Data entries:
● ● ● ● ● ● ●

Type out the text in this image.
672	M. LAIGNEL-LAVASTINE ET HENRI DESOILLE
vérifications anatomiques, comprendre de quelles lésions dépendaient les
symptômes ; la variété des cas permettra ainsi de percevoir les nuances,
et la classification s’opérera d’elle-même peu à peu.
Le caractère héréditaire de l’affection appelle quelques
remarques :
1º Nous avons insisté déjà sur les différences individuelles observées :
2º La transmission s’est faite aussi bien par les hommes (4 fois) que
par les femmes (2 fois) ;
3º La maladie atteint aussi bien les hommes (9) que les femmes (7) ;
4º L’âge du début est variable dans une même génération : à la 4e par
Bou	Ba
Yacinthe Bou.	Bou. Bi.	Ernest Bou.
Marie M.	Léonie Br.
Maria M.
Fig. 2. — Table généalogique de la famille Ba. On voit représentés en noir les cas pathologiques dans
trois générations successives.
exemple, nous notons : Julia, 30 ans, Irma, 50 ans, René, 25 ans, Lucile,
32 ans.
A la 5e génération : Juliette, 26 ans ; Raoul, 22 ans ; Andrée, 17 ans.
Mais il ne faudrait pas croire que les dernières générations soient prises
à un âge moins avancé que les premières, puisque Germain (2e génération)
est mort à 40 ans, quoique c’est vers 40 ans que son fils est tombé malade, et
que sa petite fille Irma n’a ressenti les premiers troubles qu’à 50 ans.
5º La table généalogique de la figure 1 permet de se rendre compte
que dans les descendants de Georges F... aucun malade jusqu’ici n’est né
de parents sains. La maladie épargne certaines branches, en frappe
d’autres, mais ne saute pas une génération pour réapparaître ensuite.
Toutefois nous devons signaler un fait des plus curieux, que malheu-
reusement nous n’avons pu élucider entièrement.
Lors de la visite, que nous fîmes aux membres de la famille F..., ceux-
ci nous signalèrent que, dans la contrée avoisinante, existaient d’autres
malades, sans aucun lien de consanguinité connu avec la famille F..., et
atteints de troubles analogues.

● ● ● ● ● ● ●

== Exercise objective ==
Tally up the lines in the records containing the word "dans", then give the count and nothing else.

== Exercise result ==
4